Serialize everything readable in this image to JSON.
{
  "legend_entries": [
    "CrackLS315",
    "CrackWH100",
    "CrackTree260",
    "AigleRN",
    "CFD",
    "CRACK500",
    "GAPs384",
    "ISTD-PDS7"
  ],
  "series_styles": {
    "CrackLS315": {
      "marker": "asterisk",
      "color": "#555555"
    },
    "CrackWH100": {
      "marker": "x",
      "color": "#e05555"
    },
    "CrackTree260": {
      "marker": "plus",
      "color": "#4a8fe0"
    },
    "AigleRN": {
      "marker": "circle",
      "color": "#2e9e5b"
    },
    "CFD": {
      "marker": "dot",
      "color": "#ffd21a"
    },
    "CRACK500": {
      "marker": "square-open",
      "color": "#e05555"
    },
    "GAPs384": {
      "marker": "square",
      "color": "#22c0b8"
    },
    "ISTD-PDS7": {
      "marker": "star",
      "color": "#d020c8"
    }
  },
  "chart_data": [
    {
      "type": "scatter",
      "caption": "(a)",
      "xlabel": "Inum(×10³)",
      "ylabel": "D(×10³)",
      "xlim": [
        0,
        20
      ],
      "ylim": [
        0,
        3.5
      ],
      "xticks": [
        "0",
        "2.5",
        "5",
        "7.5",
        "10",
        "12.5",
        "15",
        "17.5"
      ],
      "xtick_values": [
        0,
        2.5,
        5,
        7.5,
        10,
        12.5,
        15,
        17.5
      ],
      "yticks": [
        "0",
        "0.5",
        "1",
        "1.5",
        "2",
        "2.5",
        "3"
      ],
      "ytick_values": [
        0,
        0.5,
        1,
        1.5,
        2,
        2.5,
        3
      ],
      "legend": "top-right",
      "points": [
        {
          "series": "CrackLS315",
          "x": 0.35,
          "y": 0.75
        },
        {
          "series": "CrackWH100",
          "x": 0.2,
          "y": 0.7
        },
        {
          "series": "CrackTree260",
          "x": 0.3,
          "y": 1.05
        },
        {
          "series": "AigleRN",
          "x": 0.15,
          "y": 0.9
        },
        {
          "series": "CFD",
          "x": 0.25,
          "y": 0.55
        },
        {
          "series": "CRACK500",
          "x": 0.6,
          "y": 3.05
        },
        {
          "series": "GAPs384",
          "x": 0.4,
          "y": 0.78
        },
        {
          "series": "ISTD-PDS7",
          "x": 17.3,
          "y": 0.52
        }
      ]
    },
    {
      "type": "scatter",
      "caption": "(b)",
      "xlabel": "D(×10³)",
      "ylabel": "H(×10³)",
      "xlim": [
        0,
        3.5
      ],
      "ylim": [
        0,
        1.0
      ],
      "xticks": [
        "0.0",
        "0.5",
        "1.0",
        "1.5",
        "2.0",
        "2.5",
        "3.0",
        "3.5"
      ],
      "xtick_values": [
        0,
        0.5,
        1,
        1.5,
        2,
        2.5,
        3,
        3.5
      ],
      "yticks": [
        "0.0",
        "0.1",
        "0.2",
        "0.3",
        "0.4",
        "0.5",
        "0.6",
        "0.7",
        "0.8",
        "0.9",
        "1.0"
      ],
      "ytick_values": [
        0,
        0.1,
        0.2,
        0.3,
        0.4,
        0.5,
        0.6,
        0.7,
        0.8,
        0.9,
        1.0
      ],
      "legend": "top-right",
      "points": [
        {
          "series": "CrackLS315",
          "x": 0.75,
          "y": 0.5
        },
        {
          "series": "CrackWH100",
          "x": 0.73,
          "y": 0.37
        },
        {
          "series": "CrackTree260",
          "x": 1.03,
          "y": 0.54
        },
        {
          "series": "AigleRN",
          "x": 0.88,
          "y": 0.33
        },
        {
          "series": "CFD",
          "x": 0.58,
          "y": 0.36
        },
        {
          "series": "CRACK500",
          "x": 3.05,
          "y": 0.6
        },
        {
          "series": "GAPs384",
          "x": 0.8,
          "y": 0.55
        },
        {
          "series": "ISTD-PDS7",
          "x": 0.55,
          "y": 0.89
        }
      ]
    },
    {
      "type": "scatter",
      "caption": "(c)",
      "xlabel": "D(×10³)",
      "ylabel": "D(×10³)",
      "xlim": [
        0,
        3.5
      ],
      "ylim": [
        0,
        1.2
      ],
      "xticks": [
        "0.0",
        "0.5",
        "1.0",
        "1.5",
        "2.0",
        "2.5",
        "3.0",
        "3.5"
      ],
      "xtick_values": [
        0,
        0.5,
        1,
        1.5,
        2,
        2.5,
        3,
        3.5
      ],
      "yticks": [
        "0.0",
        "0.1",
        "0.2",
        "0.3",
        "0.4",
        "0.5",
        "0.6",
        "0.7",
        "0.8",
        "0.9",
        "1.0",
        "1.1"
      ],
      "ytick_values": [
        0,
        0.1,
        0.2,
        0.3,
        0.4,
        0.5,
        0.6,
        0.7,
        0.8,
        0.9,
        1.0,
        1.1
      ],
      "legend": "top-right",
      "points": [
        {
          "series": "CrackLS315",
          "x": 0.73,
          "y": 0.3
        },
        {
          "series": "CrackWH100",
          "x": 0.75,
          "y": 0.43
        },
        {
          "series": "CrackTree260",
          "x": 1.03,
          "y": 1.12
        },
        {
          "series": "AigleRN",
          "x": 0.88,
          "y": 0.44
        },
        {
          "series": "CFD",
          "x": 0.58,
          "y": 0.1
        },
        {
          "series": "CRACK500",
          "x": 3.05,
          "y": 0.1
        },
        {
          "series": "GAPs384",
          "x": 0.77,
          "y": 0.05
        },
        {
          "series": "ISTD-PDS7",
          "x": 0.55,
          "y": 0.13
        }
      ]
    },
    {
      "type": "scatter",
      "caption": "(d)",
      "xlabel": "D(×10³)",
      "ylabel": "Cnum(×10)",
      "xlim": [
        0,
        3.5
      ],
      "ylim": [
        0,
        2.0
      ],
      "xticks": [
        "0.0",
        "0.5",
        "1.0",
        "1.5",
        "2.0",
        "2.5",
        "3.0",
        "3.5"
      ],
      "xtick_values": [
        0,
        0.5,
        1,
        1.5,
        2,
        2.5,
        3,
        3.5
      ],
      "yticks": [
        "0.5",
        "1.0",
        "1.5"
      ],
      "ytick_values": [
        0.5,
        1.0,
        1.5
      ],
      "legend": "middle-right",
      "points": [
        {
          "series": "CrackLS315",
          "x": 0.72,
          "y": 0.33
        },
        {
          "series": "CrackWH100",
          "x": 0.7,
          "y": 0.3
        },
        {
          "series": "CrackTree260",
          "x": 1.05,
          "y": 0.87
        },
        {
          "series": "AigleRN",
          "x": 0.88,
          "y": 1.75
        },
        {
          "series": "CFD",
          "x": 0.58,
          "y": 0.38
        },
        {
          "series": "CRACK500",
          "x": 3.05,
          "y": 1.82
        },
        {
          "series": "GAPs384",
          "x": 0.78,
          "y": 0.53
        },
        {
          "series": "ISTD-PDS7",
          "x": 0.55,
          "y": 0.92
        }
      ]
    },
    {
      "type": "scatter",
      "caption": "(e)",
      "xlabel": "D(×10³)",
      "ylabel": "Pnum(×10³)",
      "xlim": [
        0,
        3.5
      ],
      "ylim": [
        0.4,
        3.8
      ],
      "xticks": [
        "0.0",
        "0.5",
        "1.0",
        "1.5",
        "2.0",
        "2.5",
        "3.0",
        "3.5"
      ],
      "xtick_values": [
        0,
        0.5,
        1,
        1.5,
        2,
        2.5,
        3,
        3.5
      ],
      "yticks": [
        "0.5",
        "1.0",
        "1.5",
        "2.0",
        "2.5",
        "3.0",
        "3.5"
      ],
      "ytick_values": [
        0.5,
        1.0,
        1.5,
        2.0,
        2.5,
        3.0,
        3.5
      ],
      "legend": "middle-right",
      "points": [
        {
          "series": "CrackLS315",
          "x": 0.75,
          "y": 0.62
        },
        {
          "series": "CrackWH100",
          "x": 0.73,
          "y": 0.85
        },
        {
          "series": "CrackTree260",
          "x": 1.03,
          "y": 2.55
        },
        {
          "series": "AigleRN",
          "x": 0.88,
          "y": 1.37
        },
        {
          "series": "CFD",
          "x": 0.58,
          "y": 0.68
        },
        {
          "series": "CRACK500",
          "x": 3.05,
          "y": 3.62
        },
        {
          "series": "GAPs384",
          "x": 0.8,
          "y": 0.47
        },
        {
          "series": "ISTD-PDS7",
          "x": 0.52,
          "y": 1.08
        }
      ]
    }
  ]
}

◆ Goal of the exercise: Each line above that includes "caption" should be shown.

◆ Response to this task:
      "caption": "(a)",
      "caption": "(b)",
      "caption": "(c)",
      "caption": "(d)",
      "caption": "(e)",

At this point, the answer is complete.